-- Start MATERIAL PROVIDED --
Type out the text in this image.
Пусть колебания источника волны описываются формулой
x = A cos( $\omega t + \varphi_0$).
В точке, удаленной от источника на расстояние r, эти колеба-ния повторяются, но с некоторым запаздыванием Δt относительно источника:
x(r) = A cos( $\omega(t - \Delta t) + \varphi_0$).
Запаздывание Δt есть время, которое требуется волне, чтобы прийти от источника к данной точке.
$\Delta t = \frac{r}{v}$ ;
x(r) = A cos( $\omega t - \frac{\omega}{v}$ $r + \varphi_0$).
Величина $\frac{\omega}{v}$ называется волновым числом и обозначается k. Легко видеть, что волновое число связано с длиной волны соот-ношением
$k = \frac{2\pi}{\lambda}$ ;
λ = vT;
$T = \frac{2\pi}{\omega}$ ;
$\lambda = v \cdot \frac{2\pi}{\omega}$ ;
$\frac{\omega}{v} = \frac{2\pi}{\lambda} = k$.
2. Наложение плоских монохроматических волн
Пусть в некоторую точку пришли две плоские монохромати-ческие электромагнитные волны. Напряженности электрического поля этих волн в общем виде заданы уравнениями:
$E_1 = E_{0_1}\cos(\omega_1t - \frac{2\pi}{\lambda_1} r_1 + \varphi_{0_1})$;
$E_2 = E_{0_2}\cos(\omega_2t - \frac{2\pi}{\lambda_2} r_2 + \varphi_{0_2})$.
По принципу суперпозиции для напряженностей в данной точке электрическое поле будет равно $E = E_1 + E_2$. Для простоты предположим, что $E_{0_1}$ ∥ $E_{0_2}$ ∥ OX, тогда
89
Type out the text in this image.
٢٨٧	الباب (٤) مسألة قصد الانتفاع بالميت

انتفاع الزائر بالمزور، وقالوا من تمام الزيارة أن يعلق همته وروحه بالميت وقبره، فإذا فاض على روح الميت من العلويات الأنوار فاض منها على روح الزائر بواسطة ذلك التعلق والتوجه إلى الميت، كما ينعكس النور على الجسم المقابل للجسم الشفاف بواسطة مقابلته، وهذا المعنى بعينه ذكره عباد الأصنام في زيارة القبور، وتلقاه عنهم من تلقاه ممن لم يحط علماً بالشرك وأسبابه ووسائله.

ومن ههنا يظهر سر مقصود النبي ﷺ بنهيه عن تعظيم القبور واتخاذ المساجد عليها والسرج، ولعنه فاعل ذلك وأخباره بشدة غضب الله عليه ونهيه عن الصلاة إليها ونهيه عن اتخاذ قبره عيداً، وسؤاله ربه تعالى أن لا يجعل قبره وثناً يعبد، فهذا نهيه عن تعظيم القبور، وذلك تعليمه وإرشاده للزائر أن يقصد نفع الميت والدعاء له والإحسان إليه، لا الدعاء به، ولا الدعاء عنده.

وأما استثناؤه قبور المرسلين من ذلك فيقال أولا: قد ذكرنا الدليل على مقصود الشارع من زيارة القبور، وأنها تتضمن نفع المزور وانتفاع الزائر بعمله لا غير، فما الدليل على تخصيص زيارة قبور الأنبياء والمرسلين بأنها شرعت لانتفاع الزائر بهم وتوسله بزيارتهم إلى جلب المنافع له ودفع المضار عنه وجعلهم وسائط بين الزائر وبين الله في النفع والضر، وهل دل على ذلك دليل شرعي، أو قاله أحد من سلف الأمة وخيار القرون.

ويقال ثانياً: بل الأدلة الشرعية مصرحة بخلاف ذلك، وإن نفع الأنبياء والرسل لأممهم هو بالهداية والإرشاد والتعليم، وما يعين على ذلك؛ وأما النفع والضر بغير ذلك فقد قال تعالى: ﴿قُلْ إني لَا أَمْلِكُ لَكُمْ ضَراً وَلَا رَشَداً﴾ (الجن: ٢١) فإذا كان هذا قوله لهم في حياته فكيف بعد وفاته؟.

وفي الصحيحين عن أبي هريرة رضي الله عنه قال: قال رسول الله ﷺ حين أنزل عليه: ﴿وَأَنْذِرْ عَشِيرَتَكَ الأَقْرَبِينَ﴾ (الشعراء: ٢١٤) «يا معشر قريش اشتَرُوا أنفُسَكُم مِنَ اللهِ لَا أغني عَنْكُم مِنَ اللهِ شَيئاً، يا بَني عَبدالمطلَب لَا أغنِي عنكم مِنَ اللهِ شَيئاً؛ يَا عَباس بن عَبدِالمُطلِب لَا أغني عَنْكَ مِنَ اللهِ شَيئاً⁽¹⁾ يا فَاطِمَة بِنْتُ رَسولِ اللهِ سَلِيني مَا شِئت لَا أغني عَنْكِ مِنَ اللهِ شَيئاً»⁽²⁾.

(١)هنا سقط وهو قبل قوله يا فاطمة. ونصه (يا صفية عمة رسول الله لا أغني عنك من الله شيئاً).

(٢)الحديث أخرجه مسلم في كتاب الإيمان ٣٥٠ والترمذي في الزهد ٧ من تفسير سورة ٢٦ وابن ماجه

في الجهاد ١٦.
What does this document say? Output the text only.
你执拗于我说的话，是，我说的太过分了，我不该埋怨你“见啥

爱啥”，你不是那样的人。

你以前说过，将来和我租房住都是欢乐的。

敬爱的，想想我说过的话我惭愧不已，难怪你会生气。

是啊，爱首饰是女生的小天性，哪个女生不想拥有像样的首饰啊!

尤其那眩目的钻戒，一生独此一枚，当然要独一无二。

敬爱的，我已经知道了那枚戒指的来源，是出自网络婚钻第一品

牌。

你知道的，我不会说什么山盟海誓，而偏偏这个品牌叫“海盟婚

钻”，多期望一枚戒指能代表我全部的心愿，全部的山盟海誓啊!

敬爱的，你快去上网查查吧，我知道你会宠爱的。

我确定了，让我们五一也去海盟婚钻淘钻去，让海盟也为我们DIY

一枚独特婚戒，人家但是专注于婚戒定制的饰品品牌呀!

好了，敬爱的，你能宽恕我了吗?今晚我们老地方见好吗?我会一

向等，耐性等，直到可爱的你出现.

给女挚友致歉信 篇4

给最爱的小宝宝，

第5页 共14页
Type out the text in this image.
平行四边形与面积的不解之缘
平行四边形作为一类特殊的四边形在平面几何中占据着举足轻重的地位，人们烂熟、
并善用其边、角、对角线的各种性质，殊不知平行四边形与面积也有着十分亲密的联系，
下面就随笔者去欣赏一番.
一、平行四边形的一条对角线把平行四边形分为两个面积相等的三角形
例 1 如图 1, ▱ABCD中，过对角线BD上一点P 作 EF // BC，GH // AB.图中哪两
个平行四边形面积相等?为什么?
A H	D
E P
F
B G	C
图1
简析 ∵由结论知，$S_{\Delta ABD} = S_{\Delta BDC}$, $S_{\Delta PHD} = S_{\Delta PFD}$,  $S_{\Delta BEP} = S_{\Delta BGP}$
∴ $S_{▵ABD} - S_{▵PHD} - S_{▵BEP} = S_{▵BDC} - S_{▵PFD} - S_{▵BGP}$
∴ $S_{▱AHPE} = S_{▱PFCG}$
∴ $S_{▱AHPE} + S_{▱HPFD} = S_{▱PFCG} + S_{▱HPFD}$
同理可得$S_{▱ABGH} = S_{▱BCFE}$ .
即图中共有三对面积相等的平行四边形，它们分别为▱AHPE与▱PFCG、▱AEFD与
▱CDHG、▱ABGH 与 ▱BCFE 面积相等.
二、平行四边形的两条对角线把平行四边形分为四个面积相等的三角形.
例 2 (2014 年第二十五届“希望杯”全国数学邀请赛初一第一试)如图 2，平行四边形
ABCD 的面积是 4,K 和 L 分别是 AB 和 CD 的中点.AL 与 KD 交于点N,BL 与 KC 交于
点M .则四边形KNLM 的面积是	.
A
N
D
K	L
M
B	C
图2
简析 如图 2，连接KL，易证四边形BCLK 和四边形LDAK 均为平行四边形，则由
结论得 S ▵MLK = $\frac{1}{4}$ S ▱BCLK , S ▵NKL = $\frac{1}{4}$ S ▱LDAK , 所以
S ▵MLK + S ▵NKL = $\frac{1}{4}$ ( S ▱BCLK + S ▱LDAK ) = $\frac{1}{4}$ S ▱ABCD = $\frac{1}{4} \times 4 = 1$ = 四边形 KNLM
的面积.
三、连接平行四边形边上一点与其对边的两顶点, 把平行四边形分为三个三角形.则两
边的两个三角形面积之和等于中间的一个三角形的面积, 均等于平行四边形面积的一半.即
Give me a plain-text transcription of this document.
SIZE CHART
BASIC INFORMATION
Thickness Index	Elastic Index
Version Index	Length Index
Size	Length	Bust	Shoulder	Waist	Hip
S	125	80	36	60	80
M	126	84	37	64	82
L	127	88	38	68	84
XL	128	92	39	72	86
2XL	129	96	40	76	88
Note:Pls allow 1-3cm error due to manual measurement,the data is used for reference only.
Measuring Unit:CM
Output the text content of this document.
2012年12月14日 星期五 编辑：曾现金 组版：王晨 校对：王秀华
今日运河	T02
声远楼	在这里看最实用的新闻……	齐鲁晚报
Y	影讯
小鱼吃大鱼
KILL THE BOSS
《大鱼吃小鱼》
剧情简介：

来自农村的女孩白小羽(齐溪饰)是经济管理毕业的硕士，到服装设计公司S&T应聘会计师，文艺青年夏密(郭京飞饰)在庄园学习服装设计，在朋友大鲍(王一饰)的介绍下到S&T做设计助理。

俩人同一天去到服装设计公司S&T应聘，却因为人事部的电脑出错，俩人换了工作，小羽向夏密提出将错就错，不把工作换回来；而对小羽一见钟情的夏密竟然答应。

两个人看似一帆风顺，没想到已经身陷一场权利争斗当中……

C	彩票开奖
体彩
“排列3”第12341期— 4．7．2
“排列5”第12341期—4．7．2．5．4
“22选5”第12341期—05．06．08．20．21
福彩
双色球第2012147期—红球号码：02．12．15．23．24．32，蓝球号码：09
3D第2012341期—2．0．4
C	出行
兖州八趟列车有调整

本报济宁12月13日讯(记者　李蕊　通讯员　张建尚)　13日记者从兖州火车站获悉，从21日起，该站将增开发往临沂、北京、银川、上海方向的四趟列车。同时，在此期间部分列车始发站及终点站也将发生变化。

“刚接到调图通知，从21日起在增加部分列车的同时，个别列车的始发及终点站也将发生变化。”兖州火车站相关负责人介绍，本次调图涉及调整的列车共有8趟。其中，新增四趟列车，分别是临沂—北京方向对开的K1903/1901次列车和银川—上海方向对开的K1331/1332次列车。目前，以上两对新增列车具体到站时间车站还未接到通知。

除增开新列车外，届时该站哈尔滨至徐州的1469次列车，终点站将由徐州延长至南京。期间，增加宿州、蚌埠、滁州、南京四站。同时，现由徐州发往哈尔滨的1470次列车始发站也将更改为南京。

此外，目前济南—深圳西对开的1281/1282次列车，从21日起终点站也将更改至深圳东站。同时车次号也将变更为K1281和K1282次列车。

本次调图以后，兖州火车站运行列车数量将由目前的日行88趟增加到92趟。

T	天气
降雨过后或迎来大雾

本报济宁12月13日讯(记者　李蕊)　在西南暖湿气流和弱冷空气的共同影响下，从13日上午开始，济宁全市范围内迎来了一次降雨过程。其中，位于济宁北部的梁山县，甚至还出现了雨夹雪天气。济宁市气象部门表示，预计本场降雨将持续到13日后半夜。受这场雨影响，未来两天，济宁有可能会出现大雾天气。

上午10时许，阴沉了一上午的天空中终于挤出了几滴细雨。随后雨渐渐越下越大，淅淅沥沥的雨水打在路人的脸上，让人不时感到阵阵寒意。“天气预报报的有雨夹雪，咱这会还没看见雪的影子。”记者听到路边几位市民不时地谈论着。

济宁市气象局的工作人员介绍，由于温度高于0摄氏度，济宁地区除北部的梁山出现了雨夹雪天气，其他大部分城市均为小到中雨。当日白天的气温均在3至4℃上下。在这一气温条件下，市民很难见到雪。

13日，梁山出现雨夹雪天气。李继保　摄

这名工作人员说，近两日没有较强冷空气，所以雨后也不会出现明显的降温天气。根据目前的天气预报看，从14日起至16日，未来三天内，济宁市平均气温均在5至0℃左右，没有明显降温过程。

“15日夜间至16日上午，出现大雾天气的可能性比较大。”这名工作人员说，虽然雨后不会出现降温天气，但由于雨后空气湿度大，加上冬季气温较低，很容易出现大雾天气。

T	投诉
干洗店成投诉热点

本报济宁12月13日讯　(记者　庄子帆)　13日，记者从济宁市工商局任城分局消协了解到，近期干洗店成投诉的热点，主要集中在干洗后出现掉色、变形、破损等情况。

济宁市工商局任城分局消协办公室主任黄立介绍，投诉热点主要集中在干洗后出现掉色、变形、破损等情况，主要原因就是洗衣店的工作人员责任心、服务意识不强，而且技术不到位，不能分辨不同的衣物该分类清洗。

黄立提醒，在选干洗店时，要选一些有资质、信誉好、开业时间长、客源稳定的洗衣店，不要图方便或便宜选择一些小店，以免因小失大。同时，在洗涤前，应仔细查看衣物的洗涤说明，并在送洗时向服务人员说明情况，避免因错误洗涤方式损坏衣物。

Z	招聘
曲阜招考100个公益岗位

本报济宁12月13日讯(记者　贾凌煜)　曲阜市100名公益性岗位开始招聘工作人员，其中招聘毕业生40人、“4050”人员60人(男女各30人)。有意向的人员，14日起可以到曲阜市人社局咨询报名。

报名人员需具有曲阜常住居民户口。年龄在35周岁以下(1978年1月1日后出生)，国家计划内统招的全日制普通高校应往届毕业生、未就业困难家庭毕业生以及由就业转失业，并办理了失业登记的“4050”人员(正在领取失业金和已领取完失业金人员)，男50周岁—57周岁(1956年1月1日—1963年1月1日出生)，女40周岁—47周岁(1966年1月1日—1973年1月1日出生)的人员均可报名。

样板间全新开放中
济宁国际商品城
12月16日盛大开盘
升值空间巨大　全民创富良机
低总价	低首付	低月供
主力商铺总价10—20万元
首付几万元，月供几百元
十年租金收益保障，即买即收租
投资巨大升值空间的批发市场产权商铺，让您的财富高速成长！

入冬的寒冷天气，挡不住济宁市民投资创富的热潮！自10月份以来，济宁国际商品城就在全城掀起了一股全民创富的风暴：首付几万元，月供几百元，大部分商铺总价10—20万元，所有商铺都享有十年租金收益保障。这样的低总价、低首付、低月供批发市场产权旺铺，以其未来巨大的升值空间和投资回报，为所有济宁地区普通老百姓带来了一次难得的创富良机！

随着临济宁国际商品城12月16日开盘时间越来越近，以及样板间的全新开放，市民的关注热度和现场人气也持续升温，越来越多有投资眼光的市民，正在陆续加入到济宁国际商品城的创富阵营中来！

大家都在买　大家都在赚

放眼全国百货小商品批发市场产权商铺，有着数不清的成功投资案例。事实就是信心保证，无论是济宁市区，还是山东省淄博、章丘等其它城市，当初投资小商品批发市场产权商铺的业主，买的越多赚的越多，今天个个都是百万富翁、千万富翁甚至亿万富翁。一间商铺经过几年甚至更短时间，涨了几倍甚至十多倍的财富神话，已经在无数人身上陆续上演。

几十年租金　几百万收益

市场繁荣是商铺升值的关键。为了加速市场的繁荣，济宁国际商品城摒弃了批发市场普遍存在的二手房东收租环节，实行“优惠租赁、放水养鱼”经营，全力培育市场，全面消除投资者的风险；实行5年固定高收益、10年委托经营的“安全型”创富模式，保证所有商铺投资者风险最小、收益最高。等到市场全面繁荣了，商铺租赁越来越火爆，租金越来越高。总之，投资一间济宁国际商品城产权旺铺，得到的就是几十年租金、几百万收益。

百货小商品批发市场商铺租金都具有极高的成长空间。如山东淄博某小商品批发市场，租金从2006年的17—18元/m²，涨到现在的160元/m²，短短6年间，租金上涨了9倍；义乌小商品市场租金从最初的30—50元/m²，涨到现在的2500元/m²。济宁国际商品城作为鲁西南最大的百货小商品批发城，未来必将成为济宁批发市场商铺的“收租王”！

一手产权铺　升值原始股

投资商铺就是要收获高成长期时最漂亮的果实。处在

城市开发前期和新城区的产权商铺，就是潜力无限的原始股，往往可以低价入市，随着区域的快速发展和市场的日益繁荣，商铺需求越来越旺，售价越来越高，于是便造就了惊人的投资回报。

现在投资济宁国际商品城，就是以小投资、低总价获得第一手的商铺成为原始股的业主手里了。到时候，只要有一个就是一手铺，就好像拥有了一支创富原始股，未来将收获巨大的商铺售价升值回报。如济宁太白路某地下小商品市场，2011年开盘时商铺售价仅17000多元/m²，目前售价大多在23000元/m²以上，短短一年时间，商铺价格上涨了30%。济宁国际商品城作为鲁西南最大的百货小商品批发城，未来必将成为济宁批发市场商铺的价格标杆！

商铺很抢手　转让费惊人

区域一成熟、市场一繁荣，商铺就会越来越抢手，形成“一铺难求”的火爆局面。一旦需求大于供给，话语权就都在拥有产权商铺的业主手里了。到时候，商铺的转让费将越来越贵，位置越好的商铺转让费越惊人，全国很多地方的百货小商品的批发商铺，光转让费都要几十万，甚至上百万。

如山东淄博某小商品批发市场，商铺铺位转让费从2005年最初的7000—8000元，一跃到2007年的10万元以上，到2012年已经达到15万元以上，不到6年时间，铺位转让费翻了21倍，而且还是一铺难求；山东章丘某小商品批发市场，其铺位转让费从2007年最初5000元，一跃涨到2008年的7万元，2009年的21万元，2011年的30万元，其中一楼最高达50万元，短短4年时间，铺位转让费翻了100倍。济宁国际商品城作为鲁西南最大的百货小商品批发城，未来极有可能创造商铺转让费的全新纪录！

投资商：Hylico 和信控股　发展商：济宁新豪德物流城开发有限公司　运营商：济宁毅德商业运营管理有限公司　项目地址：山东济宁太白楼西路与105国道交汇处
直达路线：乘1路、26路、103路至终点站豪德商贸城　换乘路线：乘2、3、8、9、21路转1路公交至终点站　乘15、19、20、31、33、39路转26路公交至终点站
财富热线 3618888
-- End MATERIAL PROVIDED --
JOB: Select every line where the word "Length" occurs.

CORRECT OUTPUT:
Version Index	Length Index
Size	Length	Bust	Shoulder	Waist	Hip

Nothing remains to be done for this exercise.